TASK DESCRIPTION
Select the lines that contain "matters" and copy each of them.

═══ RECORDED INFORMATION ═══

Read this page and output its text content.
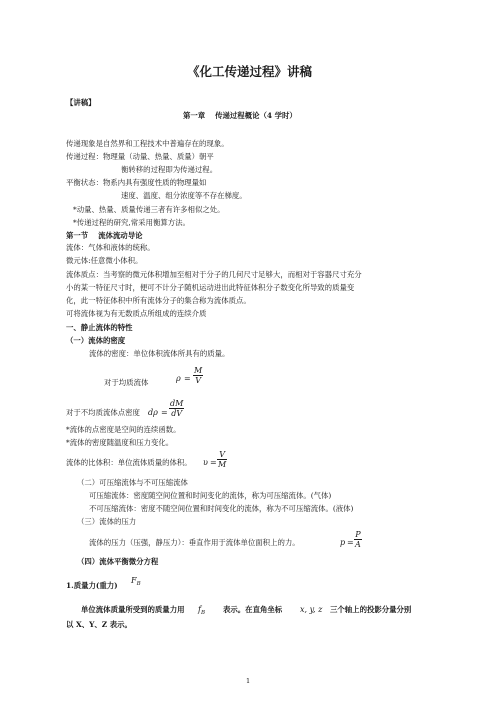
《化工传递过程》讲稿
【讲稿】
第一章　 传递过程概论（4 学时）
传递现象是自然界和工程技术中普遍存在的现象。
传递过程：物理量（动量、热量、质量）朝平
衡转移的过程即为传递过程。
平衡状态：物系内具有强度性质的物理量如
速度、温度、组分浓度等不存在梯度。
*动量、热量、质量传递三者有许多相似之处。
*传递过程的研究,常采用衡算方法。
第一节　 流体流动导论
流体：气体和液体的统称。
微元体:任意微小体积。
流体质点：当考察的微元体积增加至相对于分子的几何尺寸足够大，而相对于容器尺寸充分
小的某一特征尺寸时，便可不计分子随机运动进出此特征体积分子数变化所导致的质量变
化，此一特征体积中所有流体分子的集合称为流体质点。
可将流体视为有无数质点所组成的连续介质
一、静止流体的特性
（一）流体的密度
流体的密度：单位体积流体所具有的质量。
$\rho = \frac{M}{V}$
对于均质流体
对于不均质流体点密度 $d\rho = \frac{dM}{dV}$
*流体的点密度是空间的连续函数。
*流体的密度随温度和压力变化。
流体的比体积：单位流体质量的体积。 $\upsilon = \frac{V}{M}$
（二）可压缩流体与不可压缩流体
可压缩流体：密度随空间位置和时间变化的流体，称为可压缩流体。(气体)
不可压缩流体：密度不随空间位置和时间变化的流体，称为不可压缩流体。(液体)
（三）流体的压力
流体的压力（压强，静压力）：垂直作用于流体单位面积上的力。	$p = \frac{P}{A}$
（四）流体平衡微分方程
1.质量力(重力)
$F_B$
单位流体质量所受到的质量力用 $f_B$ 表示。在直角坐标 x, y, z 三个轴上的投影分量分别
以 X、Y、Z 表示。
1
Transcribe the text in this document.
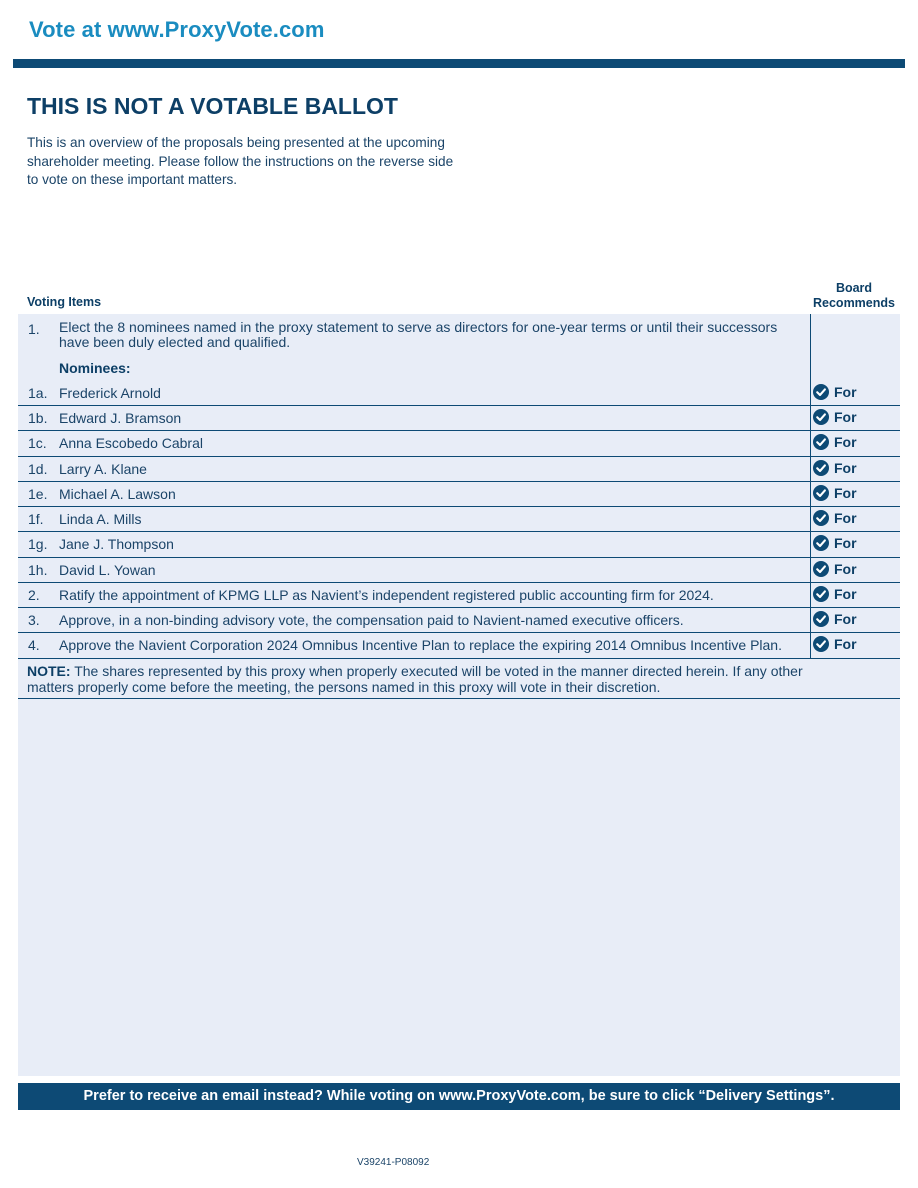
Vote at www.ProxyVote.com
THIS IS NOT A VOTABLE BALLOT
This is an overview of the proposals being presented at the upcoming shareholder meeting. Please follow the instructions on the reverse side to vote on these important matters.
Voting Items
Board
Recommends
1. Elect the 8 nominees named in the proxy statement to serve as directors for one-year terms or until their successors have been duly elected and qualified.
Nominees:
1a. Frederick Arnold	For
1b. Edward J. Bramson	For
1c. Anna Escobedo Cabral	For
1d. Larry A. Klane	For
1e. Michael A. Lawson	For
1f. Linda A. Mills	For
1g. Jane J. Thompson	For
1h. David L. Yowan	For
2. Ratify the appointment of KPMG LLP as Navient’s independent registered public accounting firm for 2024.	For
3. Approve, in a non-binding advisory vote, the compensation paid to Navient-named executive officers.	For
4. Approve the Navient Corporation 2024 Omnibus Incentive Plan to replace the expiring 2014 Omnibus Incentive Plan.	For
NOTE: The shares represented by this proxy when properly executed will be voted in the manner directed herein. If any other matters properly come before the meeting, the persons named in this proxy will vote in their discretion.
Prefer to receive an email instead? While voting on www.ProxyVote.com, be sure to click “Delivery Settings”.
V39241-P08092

═══
═══ RECORDED INFORMATION ═══

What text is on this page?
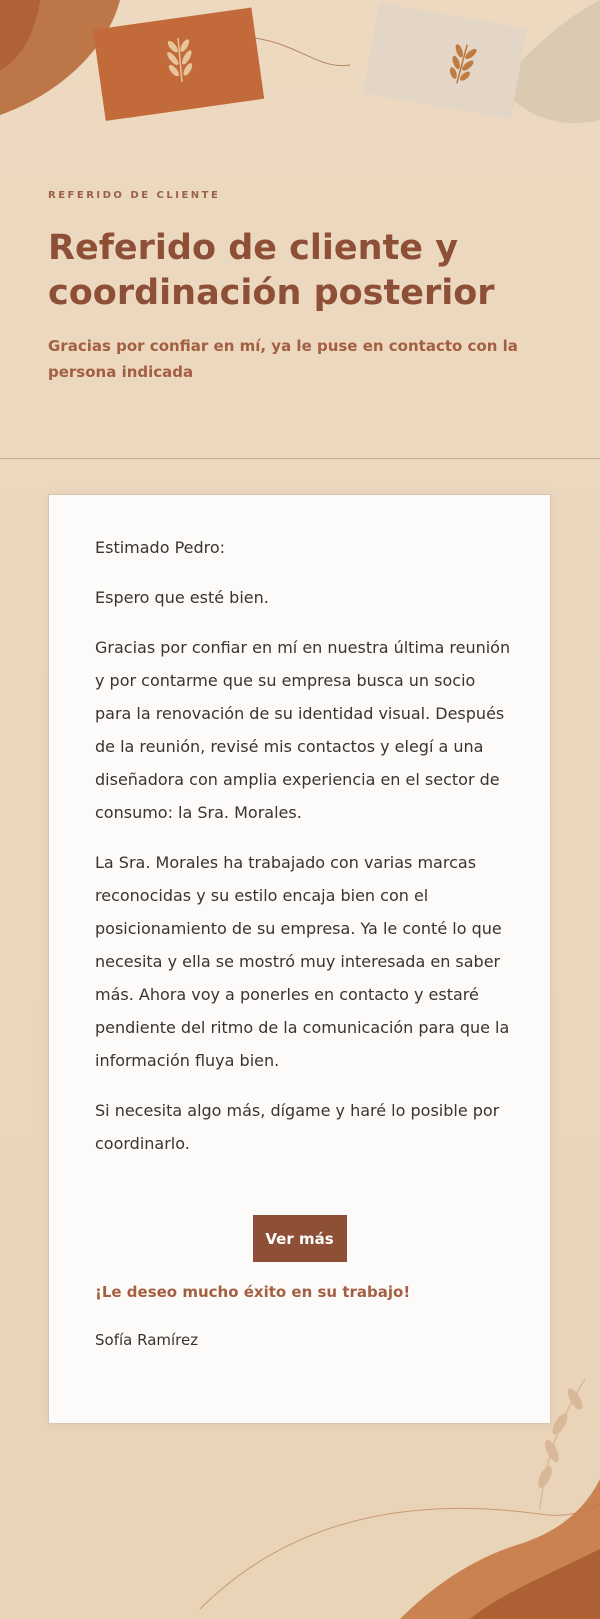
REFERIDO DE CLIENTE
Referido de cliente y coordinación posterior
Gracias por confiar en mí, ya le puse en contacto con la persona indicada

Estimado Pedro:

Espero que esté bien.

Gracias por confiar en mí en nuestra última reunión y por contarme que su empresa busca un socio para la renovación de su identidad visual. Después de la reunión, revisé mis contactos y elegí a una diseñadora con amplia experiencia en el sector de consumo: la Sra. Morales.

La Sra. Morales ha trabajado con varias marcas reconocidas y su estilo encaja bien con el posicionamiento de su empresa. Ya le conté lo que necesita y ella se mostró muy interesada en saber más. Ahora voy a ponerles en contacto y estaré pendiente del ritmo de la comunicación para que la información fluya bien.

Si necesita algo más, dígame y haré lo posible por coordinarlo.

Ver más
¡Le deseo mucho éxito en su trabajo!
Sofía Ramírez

═══

REPLY
This is an overview of the proposals being presented at the upcoming shareholder meeting. Please follow the instructions on the reverse side to vote on these important matters.
NOTE: The shares represented by this proxy when properly executed will be voted in the manner directed herein. If any other matters properly come before the meeting, the persons named in this proxy will vote in their discretion.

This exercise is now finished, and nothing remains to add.